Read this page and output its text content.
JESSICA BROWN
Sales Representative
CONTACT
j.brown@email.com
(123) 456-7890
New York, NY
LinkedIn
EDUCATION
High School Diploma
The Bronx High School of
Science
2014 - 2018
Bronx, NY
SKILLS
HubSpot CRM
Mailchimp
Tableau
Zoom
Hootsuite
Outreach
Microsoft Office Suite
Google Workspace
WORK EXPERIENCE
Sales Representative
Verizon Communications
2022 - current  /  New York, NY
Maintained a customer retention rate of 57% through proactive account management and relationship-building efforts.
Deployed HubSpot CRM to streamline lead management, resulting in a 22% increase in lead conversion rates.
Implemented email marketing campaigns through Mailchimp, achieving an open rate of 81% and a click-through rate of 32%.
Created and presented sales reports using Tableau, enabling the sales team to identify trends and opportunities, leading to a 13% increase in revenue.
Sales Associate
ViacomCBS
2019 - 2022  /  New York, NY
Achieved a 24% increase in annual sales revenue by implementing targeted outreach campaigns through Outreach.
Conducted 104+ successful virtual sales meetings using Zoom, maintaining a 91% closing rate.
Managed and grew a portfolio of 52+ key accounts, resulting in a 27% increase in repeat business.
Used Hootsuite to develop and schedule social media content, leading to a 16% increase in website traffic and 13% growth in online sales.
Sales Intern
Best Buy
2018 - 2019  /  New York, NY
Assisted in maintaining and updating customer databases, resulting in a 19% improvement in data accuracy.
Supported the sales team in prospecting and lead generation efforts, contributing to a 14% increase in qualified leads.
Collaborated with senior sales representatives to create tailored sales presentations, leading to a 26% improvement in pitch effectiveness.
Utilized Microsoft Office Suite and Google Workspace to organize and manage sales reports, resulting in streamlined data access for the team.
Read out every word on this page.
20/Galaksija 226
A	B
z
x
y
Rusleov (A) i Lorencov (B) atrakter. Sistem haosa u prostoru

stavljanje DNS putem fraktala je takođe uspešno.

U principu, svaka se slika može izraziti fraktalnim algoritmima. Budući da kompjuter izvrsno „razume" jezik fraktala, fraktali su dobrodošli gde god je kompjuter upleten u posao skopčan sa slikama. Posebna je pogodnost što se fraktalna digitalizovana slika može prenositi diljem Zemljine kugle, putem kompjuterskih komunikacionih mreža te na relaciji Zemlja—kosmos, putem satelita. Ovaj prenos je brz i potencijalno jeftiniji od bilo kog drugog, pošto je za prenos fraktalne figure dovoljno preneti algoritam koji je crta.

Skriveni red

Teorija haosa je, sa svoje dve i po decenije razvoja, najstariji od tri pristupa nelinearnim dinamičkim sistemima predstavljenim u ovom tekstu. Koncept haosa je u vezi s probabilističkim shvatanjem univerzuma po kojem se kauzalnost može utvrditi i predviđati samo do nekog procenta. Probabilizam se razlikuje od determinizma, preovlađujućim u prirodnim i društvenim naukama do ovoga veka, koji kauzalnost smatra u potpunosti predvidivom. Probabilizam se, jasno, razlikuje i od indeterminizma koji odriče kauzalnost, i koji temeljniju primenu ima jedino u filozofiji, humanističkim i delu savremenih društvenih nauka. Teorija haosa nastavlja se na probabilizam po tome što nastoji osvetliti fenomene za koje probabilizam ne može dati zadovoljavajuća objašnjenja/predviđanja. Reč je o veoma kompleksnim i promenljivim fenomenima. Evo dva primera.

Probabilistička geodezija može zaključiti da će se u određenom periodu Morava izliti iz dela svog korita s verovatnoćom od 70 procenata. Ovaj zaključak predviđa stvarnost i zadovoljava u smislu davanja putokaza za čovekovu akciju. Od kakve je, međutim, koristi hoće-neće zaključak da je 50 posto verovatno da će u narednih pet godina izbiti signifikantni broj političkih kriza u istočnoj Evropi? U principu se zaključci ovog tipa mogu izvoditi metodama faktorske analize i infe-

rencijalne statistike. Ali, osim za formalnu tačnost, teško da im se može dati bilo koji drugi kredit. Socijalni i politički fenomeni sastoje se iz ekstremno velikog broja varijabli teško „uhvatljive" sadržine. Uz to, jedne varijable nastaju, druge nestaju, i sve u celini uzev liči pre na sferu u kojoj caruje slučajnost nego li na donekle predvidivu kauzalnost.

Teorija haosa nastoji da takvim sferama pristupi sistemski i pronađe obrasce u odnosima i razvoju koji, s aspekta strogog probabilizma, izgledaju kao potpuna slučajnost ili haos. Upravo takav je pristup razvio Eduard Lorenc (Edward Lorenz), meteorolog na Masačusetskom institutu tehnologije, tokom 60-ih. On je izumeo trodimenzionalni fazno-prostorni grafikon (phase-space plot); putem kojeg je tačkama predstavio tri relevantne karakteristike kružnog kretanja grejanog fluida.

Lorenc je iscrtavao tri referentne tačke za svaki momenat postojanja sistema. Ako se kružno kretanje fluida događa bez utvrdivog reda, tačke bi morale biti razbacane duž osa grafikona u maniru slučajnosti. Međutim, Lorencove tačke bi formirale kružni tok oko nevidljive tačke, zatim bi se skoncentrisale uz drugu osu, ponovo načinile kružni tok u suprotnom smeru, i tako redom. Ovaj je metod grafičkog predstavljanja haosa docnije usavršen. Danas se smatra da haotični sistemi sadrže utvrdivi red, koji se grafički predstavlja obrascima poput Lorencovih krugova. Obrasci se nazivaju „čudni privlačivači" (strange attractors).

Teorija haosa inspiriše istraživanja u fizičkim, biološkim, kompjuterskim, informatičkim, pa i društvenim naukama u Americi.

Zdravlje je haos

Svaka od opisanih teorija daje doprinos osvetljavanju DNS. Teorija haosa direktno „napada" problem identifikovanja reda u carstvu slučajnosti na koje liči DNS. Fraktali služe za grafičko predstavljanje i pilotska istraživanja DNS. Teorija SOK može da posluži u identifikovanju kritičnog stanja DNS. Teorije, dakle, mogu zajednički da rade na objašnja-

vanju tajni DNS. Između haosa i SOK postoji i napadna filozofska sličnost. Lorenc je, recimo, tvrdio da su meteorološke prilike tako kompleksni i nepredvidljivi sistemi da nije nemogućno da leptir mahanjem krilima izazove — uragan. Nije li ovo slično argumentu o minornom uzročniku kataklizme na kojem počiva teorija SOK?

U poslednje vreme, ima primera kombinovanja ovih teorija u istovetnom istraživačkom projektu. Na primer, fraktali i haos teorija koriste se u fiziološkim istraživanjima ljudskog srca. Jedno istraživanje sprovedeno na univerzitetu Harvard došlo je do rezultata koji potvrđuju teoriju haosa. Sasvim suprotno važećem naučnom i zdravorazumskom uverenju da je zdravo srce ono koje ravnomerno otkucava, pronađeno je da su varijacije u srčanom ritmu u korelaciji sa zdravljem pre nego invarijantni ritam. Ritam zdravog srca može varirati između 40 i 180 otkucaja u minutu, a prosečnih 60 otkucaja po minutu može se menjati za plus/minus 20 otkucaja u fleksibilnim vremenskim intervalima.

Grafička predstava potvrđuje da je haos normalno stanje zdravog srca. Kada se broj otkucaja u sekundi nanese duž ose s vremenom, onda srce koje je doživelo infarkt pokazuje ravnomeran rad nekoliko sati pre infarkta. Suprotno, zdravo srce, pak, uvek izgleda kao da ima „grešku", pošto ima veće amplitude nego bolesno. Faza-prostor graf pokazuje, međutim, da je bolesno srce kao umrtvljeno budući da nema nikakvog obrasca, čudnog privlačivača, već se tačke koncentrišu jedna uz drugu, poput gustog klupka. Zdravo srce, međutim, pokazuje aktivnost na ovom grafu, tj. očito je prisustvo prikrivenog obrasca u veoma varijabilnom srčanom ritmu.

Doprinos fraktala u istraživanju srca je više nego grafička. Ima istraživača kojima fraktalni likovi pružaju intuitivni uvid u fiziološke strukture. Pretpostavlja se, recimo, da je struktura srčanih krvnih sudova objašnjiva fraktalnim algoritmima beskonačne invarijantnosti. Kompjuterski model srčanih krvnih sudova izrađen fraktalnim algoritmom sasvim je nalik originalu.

****

WHAT IS ASKED => From the data above, pick out each line containing "društvenim" and copy it.

EXERCISE ANSWER =>
Teorija haosa je, sa svoje dve i po decenije razvoja, najstariji od tri pristupa nelinearnim dinamičkim sistemima predstavljenim u ovom tekstu. Koncept haosa je u vezi s probabilističkim shvatanjem univerzuma po kojem se kauzalnost može utvrditi i predviđati samo do nekog procenta. Probabilizam se razlikuje od determinizma, preovlađujućim u prirodnim i društvenim naukama do ovoga veka, koji kauzalnost smatra u potpunosti predvidivom. Probabilizam se, jasno, razlikuje i od indeterminizma koji odriče kauzalnost, i koji temeljniju primenu ima jedino u filozofiji, humanističkim i delu savremenih društvenih nauka. Teorija haosa nastavlja se na probabilizam po tome što nastoji osvetliti fenomene za koje probabilizam ne može dati zadovoljavajuća objašnjenja/predviđanja. Reč je o veoma kompleksnim i promenljivim fenomenima. Evo dva primera.
Teorija haosa inspiriše istraživanja u fizičkim, biološkim, kompjuterskim, informatičkim, pa i društvenim naukama u Americi.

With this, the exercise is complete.